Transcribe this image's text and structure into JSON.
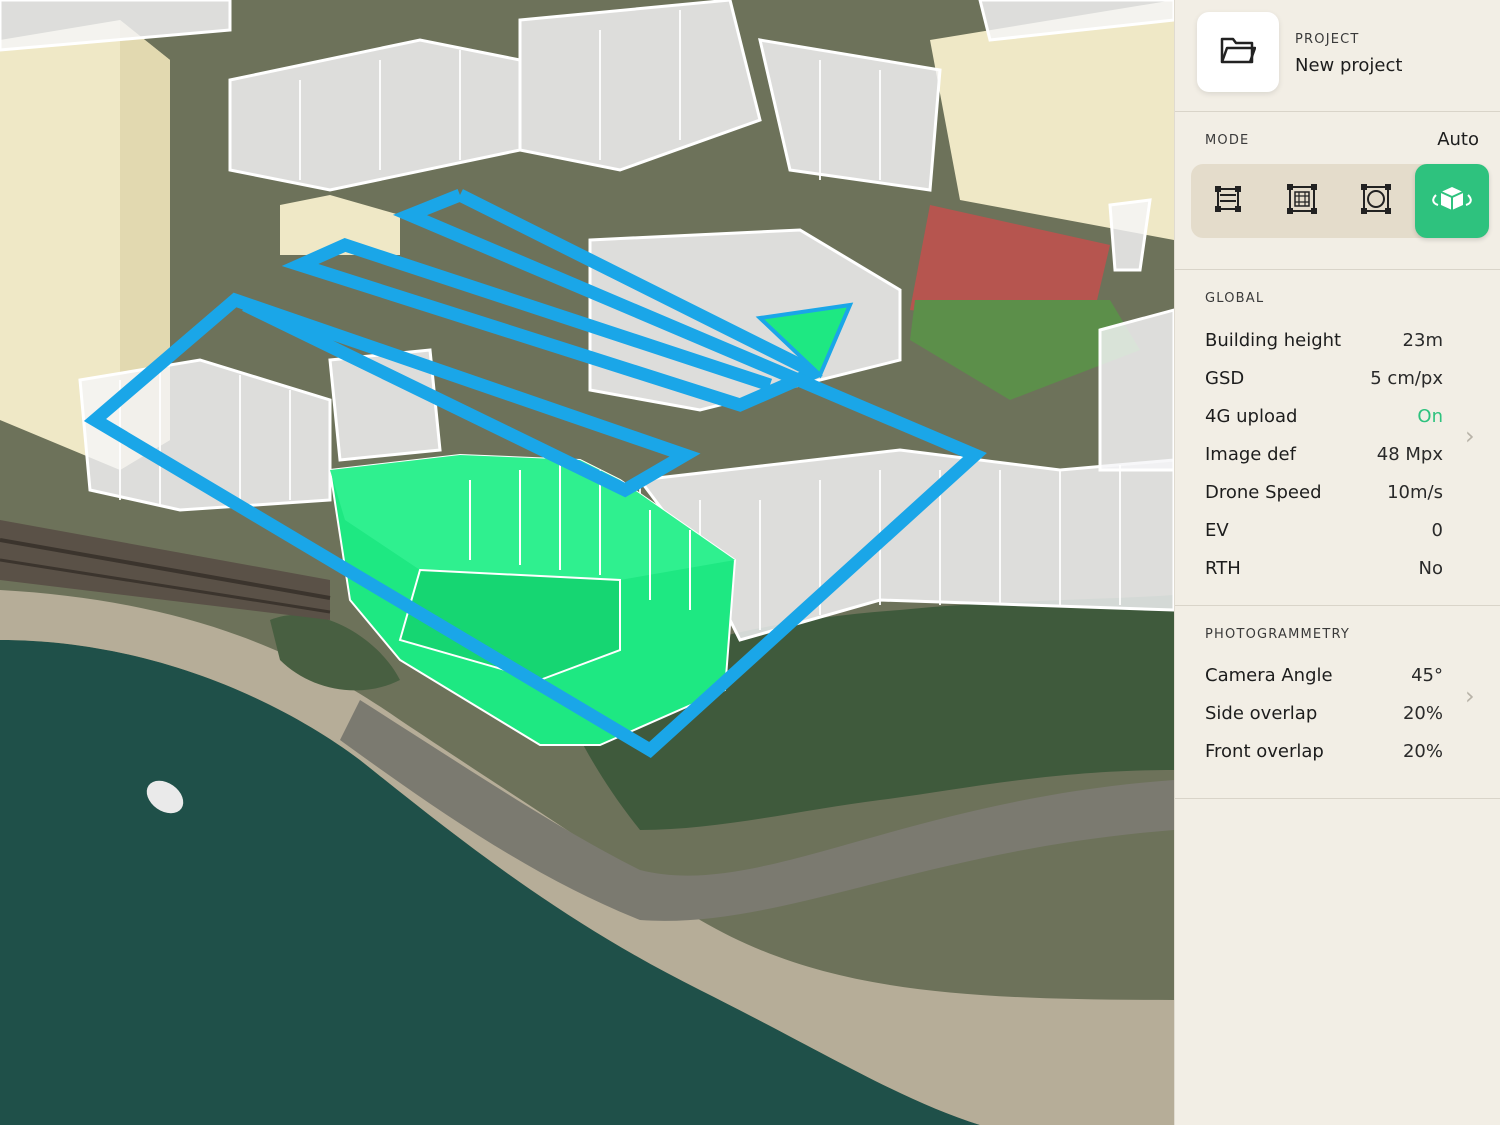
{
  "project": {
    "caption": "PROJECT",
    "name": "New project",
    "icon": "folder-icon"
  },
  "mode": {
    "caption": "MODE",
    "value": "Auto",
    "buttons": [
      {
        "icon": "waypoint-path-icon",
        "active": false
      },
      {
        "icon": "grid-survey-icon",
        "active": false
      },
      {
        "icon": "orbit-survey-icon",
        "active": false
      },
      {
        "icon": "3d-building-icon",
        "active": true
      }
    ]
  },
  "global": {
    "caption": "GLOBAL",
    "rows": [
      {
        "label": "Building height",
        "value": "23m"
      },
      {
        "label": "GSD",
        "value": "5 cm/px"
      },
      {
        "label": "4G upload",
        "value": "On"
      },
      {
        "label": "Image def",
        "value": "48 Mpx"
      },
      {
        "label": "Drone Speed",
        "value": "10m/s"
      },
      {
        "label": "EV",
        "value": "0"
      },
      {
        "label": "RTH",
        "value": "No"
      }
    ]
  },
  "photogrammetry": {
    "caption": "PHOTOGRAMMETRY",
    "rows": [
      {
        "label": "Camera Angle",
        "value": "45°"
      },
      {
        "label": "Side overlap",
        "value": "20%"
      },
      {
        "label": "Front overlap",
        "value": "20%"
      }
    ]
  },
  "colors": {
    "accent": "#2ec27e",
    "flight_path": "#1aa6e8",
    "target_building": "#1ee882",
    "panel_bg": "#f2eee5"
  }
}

# Aim of the exercise:
Which lines contain the word "overlap"? Return each of them.

# Result below:
        "label": "Side overlap",
        "label": "Front overlap",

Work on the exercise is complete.